Dataset rows about figures:
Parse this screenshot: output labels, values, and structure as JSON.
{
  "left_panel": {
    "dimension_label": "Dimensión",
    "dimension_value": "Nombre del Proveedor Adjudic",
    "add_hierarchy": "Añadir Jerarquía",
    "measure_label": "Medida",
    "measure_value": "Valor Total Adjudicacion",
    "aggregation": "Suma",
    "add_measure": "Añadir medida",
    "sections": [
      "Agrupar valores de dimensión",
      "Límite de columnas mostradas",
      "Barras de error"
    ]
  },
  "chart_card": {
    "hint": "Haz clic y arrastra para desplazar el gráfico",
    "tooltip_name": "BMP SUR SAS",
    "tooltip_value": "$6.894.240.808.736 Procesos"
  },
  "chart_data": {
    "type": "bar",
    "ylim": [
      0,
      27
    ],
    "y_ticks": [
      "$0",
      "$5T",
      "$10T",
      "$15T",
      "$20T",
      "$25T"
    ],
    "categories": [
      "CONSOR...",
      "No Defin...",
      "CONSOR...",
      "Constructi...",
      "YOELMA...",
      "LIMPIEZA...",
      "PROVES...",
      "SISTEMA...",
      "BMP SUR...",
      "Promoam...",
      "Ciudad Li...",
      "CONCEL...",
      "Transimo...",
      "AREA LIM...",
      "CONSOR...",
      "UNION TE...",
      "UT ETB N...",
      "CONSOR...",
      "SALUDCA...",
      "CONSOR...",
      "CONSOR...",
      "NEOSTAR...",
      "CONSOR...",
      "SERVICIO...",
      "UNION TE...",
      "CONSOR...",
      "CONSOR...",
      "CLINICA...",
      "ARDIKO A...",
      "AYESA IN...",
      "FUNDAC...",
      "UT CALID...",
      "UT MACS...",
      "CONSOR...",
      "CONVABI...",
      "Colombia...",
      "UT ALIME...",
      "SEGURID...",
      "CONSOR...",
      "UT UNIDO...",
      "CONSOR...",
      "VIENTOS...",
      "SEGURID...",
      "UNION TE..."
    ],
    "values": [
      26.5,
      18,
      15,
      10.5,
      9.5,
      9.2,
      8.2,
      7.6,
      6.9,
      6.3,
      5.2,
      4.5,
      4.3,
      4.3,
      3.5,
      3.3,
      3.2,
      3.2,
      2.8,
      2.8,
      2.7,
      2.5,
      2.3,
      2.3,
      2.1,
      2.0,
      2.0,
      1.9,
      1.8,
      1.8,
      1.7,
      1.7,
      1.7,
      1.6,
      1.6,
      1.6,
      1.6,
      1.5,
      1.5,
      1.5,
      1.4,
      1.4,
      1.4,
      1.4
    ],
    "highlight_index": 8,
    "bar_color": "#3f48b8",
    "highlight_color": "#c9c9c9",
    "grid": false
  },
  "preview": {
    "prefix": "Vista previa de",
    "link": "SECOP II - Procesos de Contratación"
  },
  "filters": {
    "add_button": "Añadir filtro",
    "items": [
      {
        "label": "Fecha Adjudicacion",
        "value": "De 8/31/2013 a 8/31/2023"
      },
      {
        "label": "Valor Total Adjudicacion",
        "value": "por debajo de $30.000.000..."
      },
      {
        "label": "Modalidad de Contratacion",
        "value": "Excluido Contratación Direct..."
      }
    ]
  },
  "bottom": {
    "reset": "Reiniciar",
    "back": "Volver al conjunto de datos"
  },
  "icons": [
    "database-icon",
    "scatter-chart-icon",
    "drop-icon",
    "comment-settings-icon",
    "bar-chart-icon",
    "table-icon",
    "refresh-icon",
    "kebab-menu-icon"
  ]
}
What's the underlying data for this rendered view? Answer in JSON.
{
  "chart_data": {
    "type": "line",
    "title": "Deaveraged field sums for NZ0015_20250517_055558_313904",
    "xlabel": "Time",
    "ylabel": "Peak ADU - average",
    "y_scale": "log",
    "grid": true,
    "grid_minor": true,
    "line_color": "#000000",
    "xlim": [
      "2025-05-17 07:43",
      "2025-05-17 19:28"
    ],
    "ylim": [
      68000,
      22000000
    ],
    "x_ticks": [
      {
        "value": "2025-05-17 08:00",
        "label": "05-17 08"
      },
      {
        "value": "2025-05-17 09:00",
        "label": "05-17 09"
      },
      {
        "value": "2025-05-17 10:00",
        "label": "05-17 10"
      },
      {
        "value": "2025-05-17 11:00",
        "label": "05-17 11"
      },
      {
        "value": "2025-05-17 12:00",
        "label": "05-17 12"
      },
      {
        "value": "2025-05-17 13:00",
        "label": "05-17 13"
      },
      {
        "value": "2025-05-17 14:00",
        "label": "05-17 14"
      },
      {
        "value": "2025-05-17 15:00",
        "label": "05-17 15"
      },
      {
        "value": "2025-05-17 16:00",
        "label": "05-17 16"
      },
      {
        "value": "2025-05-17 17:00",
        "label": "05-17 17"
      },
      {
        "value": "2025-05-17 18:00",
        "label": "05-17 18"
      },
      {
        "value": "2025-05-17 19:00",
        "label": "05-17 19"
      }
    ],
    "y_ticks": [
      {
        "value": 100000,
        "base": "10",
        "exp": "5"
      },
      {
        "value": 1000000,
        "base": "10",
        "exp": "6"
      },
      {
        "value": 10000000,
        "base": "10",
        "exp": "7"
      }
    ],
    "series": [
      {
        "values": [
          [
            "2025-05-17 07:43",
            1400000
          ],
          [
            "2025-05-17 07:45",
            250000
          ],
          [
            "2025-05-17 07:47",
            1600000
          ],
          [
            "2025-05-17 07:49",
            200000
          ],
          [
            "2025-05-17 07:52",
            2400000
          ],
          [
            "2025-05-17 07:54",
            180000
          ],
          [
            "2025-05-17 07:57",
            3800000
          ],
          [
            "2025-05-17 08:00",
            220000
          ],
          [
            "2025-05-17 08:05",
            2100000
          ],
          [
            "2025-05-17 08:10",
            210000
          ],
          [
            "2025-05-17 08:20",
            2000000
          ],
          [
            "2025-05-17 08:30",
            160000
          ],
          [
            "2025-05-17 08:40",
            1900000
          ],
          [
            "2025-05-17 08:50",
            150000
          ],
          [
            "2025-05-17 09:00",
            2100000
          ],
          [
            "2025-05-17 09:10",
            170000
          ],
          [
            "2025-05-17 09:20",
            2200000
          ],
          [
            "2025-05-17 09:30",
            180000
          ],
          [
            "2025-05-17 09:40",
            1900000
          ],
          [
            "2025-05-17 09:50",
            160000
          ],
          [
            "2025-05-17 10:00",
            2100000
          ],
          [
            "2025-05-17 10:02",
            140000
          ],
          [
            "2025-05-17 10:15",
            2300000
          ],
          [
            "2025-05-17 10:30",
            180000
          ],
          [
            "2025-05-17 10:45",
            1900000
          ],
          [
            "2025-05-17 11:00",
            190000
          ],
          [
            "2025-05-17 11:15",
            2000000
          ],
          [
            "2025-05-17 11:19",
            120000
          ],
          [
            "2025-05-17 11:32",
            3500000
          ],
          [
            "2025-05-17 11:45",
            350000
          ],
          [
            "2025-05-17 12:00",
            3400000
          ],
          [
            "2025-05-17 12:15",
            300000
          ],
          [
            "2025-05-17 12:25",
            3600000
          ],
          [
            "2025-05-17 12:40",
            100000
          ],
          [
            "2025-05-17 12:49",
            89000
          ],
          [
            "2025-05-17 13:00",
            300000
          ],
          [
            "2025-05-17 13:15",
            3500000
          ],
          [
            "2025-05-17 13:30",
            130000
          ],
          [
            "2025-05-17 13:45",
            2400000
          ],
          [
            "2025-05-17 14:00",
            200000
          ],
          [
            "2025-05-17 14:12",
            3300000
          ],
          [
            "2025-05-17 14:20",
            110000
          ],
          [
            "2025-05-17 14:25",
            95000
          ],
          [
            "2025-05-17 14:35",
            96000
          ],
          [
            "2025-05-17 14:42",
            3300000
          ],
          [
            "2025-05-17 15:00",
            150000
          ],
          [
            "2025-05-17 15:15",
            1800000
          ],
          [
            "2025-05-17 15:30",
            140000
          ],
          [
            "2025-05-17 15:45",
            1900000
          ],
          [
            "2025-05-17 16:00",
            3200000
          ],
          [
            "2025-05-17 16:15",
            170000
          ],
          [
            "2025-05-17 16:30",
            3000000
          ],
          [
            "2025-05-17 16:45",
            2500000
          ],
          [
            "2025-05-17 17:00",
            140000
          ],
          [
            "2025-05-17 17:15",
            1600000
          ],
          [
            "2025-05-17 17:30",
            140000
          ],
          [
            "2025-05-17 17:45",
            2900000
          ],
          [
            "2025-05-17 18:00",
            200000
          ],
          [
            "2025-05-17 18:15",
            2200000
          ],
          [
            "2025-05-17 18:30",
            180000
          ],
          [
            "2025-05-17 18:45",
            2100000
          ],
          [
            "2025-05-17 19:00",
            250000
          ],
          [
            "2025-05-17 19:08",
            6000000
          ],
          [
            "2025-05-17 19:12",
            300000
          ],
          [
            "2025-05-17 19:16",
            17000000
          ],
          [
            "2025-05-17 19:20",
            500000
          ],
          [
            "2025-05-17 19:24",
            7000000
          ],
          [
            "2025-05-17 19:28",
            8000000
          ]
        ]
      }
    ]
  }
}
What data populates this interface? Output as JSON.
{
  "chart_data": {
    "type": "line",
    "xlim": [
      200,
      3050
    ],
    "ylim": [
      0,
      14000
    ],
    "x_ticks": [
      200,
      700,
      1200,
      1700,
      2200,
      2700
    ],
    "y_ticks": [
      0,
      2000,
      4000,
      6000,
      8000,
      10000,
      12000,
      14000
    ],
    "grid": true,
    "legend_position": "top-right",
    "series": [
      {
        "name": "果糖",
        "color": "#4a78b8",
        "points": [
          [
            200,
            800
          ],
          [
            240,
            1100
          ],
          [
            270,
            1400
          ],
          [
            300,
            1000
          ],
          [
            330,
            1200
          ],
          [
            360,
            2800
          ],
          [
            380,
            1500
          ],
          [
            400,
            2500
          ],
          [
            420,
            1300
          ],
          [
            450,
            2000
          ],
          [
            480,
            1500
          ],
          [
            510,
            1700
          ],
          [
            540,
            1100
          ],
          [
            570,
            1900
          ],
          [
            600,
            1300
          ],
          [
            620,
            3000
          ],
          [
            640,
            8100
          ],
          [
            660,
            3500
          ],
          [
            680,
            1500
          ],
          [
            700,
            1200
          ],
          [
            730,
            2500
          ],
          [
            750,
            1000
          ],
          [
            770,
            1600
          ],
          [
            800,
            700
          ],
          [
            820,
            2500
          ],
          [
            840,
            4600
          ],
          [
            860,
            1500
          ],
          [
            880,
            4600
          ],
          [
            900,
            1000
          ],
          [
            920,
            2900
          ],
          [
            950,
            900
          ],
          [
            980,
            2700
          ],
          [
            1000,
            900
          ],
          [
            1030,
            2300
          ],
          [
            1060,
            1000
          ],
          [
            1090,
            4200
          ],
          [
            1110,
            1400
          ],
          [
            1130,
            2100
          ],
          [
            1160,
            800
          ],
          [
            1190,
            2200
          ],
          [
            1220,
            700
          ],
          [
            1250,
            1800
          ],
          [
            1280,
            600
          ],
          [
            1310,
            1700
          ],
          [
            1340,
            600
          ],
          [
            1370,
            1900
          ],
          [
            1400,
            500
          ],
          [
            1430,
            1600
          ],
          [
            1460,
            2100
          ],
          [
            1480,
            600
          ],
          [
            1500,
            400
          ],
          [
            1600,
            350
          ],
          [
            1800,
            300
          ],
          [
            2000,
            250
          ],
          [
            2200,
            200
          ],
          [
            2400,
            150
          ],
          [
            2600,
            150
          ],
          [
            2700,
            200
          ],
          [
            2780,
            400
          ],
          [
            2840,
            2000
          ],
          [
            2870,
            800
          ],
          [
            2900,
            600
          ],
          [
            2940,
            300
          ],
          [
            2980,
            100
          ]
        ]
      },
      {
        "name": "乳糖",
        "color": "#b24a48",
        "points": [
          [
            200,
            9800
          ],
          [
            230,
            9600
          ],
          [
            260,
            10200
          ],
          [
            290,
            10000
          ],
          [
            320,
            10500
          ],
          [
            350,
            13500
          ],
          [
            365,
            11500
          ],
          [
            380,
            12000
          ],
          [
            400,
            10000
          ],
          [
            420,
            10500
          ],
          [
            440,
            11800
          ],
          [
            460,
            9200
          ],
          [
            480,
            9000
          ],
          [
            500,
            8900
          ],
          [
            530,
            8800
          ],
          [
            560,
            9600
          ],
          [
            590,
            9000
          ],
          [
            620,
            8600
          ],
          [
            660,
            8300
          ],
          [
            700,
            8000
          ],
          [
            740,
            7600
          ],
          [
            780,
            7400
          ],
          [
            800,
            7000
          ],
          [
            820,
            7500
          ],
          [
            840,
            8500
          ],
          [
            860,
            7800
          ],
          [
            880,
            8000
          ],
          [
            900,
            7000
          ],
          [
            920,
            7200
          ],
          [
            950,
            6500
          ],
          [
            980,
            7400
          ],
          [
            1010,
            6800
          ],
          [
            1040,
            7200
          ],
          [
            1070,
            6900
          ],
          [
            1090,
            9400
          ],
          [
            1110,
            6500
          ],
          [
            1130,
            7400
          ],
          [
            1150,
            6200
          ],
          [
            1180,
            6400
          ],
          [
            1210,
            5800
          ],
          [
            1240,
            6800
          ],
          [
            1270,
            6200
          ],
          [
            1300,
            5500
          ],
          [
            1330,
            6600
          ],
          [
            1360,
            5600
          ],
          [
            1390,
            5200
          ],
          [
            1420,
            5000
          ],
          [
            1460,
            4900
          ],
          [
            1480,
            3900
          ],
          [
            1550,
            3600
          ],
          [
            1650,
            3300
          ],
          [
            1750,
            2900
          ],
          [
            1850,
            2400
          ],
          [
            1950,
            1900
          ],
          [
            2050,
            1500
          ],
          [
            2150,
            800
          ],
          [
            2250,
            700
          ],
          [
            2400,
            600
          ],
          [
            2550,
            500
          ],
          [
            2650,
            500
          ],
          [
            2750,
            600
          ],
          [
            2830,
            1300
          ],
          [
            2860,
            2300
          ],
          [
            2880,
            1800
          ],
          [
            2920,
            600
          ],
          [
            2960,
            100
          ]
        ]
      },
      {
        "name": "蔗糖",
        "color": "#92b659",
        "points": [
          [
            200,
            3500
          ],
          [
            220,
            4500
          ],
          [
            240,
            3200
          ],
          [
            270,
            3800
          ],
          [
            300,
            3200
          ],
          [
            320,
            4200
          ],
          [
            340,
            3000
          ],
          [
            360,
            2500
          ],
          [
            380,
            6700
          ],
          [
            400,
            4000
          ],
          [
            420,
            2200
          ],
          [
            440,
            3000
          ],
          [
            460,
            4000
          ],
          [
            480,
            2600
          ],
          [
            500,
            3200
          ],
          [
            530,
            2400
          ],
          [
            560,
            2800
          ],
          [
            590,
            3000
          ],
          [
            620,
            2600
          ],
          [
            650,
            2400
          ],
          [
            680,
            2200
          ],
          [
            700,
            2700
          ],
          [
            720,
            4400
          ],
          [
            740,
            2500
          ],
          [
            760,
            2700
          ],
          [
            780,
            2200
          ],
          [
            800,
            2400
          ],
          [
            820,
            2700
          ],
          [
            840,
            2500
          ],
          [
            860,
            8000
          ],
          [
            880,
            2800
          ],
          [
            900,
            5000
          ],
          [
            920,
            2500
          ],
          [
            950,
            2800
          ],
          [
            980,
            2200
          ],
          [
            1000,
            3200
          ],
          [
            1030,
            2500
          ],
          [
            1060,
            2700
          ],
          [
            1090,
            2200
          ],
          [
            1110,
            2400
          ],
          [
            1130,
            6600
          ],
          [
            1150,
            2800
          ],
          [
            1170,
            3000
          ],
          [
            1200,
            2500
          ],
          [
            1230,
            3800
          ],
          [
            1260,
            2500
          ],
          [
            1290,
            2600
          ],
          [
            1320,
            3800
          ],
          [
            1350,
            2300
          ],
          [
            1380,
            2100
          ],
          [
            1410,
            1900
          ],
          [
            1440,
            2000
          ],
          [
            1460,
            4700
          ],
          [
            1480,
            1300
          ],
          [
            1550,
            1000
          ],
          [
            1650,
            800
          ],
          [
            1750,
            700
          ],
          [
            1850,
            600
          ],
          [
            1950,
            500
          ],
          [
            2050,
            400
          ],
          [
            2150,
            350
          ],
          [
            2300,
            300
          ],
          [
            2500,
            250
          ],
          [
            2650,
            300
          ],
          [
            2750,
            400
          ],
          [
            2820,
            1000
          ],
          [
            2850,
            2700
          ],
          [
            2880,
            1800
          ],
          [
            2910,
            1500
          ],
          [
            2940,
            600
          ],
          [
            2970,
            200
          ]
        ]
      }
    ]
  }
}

Set task.
In the entries above, count every line containing the word "this". Write only the total.

Correct answer.
3